● **INSTRUCTIONS FOR THE TASK**: Everything in the data should be repeated exactly, save for the images.

● **INPUT MATERIAL**:
──────────

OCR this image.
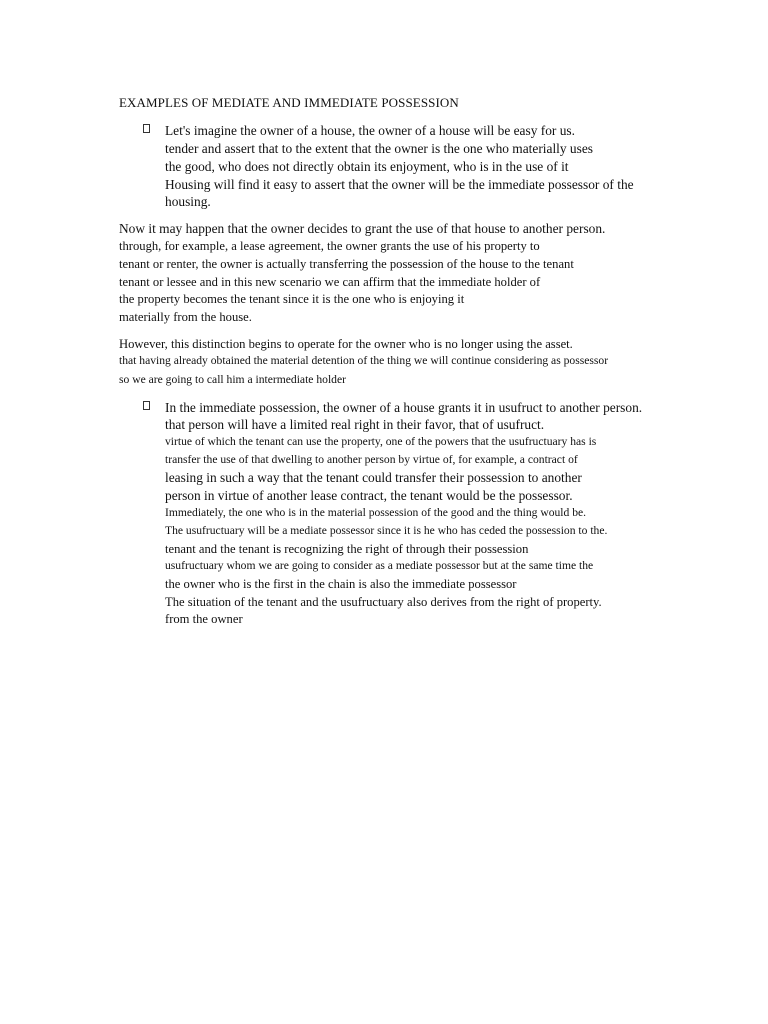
EXAMPLES OF MEDIATE AND IMMEDIATE POSSESSION
Let's imagine the owner of a house, the owner of a house will be easy for us.
tender and assert that to the extent that the owner is the one who materially uses
the good, who does not directly obtain its enjoyment, who is in the use of it
Housing will find it easy to assert that the owner will be the immediate possessor of the
housing.
Now it may happen that the owner decides to grant the use of that house to another person.
through, for example, a lease agreement, the owner grants the use of his property to
tenant or renter, the owner is actually transferring the possession of the house to the tenant
tenant or lessee and in this new scenario we can affirm that the immediate holder of
the property becomes the tenant since it is the one who is enjoying it
materially from the house.
However, this distinction begins to operate for the owner who is no longer using the asset.
that having already obtained the material detention of the thing we will continue considering as possessor
so we are going to call him a intermediate holder
In the immediate possession, the owner of a house grants it in usufruct to another person.
that person will have a limited real right in their favor, that of usufruct.
virtue of which the tenant can use the property, one of the powers that the usufructuary has is
transfer the use of that dwelling to another person by virtue of, for example, a contract of
leasing in such a way that the tenant could transfer their possession to another
person in virtue of another lease contract, the tenant would be the possessor.
Immediately, the one who is in the material possession of the good and the thing would be.
The usufructuary will be a mediate possessor since it is he who has ceded the possession to the.
tenant and the tenant is recognizing the right of through their possession
usufructuary whom we are going to consider as a mediate possessor but at the same time the
the owner who is the first in the chain is also the immediate possessor
The situation of the tenant and the usufructuary also derives from the right of property.
from the owner
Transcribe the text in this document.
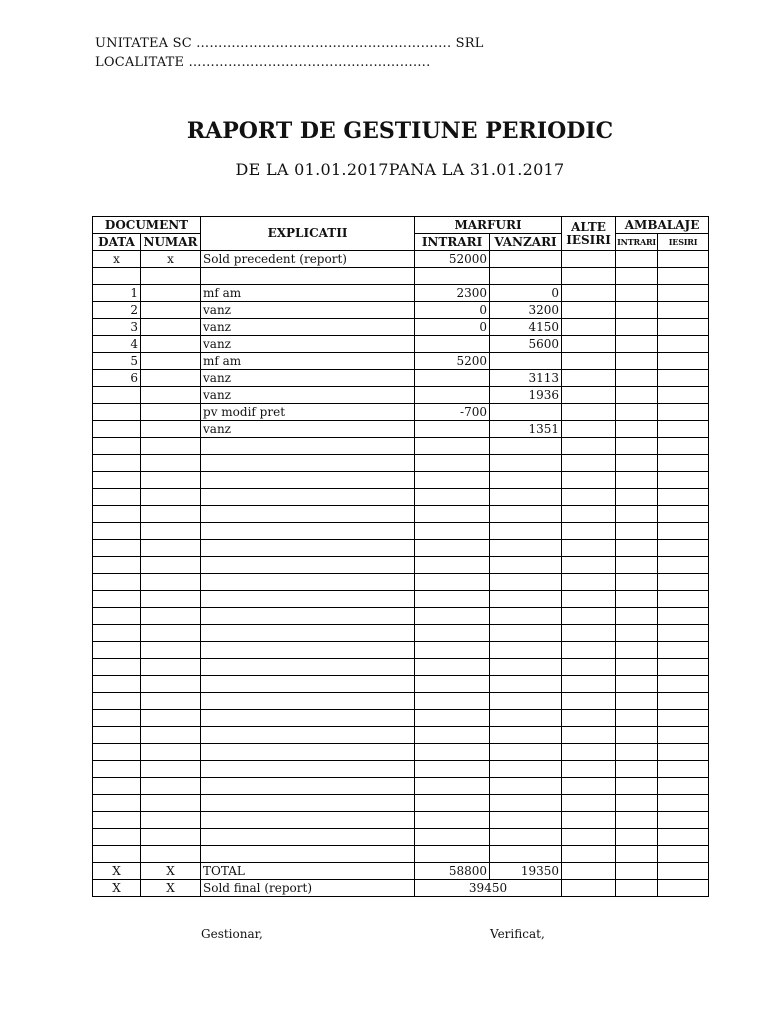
UNITATEA SC …………………………………………………. SRL
LOCALITATE ……………………………………………….
RAPORT DE GESTIUNE PERIODIC
DE LA 01.01.2017PANA LA 31.01.2017
DOCUMENT		EXPLICATII	MARFURI		ALTE IESIRI	AMBALAJE	
DATA	NUMAR		INTRARI	VANZARI		INTRARI	IESIRI
x	x	Sold precedent (report)	52000				

1		mf am	2300	0			
2		vanz	0	3200			
3		vanz	0	4150			
4		vanz		5600			
5		mf am	5200				
6		vanz		3113			
		vanz		1936			
		pv modif pret	-700				
		vanz		1351			

X	X	TOTAL	58800	19350			
X	X	Sold final (report)	39450				
Gestionar,	Verificat,
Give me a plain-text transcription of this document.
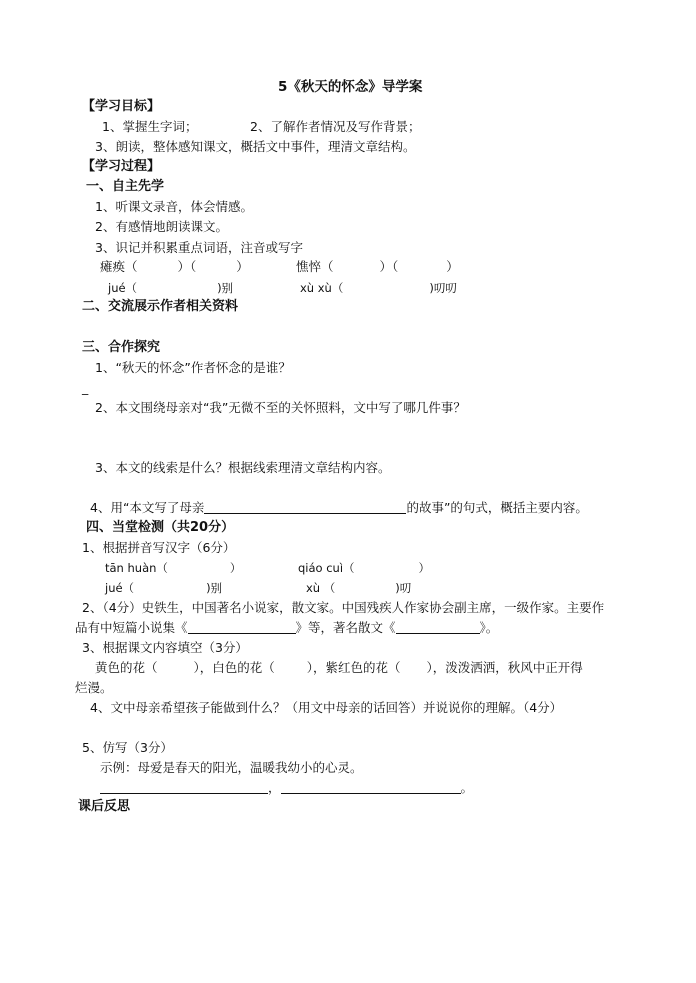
5《秋天的怀念》导学案
【学习目标】
1、掌握生字词；	2、了解作者情况及写作背景；
3、朗读，整体感知课文，概括文中事件，理清文章结构。
【学习过程】
一、自主先学
1、听课文录音，体会情感。
2、有感情地朗读课文。
3、识记并积累重点词语，注音或写字
瘫痪（	）（	）	憔悴（	）（	）
jué（	)别	xù xù（	)叨叨
二、交流展示作者相关资料
三、合作探究
1、“秋天的怀念”作者怀念的是谁？
_
2、本文围绕母亲对“我”无微不至的关怀照料，文中写了哪几件事？
3、本文的线索是什么？根据线索理清文章结构内容。
4、用“本文写了母亲	的故事”的句式，概括主要内容。
四、当堂检测（共20分）
1、根据拼音写汉字（6分）
tān huàn（	）	qiáo cuì（	）
jué（	)别	xù （	)叨
2、（4分）史铁生，中国著名小说家，散文家。中国残疾人作家协会副主席，一级作家。主要作
品有中短篇小说集《	》等，著名散文《	》。
3、根据课文内容填空（3分）
黄色的花（	），白色的花（	），紫红色的花（ ），泼泼洒洒，秋风中正开得
烂漫。
4、文中母亲希望孩子能做到什么？（用文中母亲的话回答）并说说你的理解。（4分）
5、仿写（3分）
示例：母爱是春天的阳光，温暖我幼小的心灵。
，	。
课后反思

──────────

● **TASK SOLUTION**:
OCR this image.
EXAMPLES OF MEDIATE AND IMMEDIATE POSSESSION
Let's imagine the owner of a house, the owner of a house will be easy for us.
tender and assert that to the extent that the owner is the one who materially uses
the good, who does not directly obtain its enjoyment, who is in the use of it
Housing will find it easy to assert that the owner will be the immediate possessor of the
housing.
Now it may happen that the owner decides to grant the use of that house to another person.
through, for example, a lease agreement, the owner grants the use of his property to
tenant or renter, the owner is actually transferring the possession of the house to the tenant
tenant or lessee and in this new scenario we can affirm that the immediate holder of
the property becomes the tenant since it is the one who is enjoying it
materially from the house.
However, this distinction begins to operate for the owner who is no longer using the asset.
that having already obtained the material detention of the thing we will continue considering as possessor
so we are going to call him a intermediate holder
In the immediate possession, the owner of a house grants it in usufruct to another person.
that person will have a limited real right in their favor, that of usufruct.
virtue of which the tenant can use the property, one of the powers that the usufructuary has is
transfer the use of that dwelling to another person by virtue of, for example, a contract of
leasing in such a way that the tenant could transfer their possession to another
person in virtue of another lease contract, the tenant would be the possessor.
Immediately, the one who is in the material possession of the good and the thing would be.
The usufructuary will be a mediate possessor since it is he who has ceded the possession to the.
tenant and the tenant is recognizing the right of through their possession
usufructuary whom we are going to consider as a mediate possessor but at the same time the
the owner who is the first in the chain is also the immediate possessor
The situation of the tenant and the usufructuary also derives from the right of property.
from the owner
Transcribe the text in this document.
UNITATEA SC …………………………………………………. SRL
LOCALITATE ……………………………………………….
RAPORT DE GESTIUNE PERIODIC
DE LA 01.01.2017PANA LA 31.01.2017
DOCUMENT		EXPLICATII	MARFURI		ALTE IESIRI	AMBALAJE	
DATA	NUMAR		INTRARI	VANZARI		INTRARI	IESIRI
x	x	Sold precedent (report)	52000				

1		mf am	2300	0			
2		vanz	0	3200			
3		vanz	0	4150			
4		vanz		5600			
5		mf am	5200				
6		vanz		3113			
		vanz		1936			
		pv modif pret	-700				
		vanz		1351			

X	X	TOTAL	58800	19350			
X	X	Sold final (report)	39450				
Gestionar,	Verificat,
Give me a plain-text transcription of this document.
5《秋天的怀念》导学案
【学习目标】
1、掌握生字词；	2、了解作者情况及写作背景；
3、朗读，整体感知课文，概括文中事件，理清文章结构。
【学习过程】
一、自主先学
1、听课文录音，体会情感。
2、有感情地朗读课文。
3、识记并积累重点词语，注音或写字
瘫痪（	）（	）	憔悴（	）（	）
jué（	)别	xù xù（	)叨叨
二、交流展示作者相关资料
三、合作探究
1、“秋天的怀念”作者怀念的是谁？
_
2、本文围绕母亲对“我”无微不至的关怀照料，文中写了哪几件事？
3、本文的线索是什么？根据线索理清文章结构内容。
4、用“本文写了母亲	的故事”的句式，概括主要内容。
四、当堂检测（共20分）
1、根据拼音写汉字（6分）
tān huàn（	）	qiáo cuì（	）
jué（	)别	xù （	)叨
2、（4分）史铁生，中国著名小说家，散文家。中国残疾人作家协会副主席，一级作家。主要作
品有中短篇小说集《	》等，著名散文《	》。
3、根据课文内容填空（3分）
黄色的花（	），白色的花（	），紫红色的花（ ），泼泼洒洒，秋风中正开得
烂漫。
4、文中母亲希望孩子能做到什么？（用文中母亲的话回答）并说说你的理解。（4分）
5、仿写（3分）
示例：母爱是春天的阳光，温暖我幼小的心灵。
，	。
课后反思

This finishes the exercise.